— YOUR GOAL —
Hunt for the word "المعايرة" across the entries below, copying each line that holds it.

━━━━━ DATASET ROWS ━━━━━

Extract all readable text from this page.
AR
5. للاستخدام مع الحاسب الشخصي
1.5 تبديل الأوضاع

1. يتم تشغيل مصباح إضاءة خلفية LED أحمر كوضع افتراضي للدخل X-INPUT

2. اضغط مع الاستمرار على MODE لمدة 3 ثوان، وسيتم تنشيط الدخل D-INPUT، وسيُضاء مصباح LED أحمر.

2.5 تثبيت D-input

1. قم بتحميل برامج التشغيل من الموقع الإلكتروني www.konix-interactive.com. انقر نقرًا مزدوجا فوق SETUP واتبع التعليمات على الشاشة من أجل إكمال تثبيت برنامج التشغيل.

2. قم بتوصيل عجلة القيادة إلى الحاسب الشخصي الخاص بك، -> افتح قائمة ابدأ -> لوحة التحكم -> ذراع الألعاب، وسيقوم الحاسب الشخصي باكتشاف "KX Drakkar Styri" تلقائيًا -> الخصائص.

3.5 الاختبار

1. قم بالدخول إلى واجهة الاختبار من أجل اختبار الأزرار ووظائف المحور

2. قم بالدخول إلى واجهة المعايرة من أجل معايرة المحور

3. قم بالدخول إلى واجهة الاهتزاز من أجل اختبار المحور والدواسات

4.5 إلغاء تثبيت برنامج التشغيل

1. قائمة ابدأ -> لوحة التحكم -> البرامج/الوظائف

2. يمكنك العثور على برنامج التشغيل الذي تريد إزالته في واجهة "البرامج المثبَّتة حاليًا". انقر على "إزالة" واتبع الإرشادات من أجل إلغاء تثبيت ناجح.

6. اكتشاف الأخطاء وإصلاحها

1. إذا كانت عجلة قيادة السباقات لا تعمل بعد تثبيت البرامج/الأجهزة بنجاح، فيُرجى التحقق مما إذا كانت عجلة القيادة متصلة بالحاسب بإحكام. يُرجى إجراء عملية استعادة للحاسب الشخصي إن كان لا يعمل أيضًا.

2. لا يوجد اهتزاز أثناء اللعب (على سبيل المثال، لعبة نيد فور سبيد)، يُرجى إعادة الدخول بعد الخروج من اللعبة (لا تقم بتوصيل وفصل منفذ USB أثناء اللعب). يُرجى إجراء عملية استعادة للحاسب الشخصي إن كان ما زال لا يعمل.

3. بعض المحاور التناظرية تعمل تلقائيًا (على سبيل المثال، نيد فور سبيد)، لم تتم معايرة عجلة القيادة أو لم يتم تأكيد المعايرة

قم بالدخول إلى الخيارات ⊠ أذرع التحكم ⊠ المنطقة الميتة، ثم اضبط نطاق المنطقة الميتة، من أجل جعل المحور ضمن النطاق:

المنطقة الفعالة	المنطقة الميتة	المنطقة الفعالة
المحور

━━━━━

— CORRECT OUTPUT —
2. قم بالدخول إلى واجهة المعايرة من أجل معايرة المحور
3. بعض المحاور التناظرية تعمل تلقائيًا (على سبيل المثال، نيد فور سبيد)، لم تتم معايرة عجلة القيادة أو لم يتم تأكيد المعايرة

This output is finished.